--- start of Material for the task ---

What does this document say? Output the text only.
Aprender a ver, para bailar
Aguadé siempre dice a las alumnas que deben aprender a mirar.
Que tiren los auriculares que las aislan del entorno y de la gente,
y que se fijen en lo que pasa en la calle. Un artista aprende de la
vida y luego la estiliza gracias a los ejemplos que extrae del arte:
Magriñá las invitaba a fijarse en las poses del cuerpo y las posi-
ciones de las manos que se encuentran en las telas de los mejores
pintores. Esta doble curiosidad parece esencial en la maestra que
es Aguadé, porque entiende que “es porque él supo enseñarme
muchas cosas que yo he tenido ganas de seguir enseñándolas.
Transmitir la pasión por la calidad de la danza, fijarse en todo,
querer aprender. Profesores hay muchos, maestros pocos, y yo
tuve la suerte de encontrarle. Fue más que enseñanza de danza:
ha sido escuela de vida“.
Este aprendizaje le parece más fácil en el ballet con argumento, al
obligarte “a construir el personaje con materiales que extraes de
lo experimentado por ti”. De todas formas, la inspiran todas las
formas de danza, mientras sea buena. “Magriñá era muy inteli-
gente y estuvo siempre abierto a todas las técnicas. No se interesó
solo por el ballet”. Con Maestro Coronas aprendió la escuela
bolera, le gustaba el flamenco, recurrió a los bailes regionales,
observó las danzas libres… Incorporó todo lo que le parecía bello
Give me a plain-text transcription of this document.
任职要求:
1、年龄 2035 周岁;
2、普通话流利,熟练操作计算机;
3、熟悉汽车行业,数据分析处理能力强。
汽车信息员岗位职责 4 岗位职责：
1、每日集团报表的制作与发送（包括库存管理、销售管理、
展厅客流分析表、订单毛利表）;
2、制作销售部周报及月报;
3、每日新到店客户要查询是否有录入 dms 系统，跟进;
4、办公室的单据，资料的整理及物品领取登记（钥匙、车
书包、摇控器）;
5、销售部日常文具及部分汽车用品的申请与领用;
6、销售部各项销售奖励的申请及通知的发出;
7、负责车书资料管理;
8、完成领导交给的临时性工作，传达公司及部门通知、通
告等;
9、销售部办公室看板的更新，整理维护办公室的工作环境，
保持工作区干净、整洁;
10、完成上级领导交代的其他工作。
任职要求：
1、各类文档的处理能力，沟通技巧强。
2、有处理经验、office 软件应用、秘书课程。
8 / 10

--- end of Material for the task ---

## What to do
Write out every entry again, keeping each line exactly the same.

## Exercise output
What does this document say? Output the text only.
Aprender a ver, para bailar
Aguadé siempre dice a las alumnas que deben aprender a mirar.
Que tiren los auriculares que las aislan del entorno y de la gente,
y que se fijen en lo que pasa en la calle. Un artista aprende de la
vida y luego la estiliza gracias a los ejemplos que extrae del arte:
Magriñá las invitaba a fijarse en las poses del cuerpo y las posi-
ciones de las manos que se encuentran en las telas de los mejores
pintores. Esta doble curiosidad parece esencial en la maestra que
es Aguadé, porque entiende que “es porque él supo enseñarme
muchas cosas que yo he tenido ganas de seguir enseñándolas.
Transmitir la pasión por la calidad de la danza, fijarse en todo,
querer aprender. Profesores hay muchos, maestros pocos, y yo
tuve la suerte de encontrarle. Fue más que enseñanza de danza:
ha sido escuela de vida“.
Este aprendizaje le parece más fácil en el ballet con argumento, al
obligarte “a construir el personaje con materiales que extraes de
lo experimentado por ti”. De todas formas, la inspiran todas las
formas de danza, mientras sea buena. “Magriñá era muy inteli-
gente y estuvo siempre abierto a todas las técnicas. No se interesó
solo por el ballet”. Con Maestro Coronas aprendió la escuela
bolera, le gustaba el flamenco, recurrió a los bailes regionales,
observó las danzas libres… Incorporó todo lo que le parecía bello
Give me a plain-text transcription of this document.
任职要求:
1、年龄 2035 周岁;
2、普通话流利,熟练操作计算机;
3、熟悉汽车行业,数据分析处理能力强。
汽车信息员岗位职责 4 岗位职责：
1、每日集团报表的制作与发送（包括库存管理、销售管理、
展厅客流分析表、订单毛利表）;
2、制作销售部周报及月报;
3、每日新到店客户要查询是否有录入 dms 系统，跟进;
4、办公室的单据，资料的整理及物品领取登记（钥匙、车
书包、摇控器）;
5、销售部日常文具及部分汽车用品的申请与领用;
6、销售部各项销售奖励的申请及通知的发出;
7、负责车书资料管理;
8、完成领导交给的临时性工作，传达公司及部门通知、通
告等;
9、销售部办公室看板的更新，整理维护办公室的工作环境，
保持工作区干净、整洁;
10、完成上级领导交代的其他工作。
任职要求：
1、各类文档的处理能力，沟通技巧强。
2、有处理经验、office 软件应用、秘书课程。
8 / 10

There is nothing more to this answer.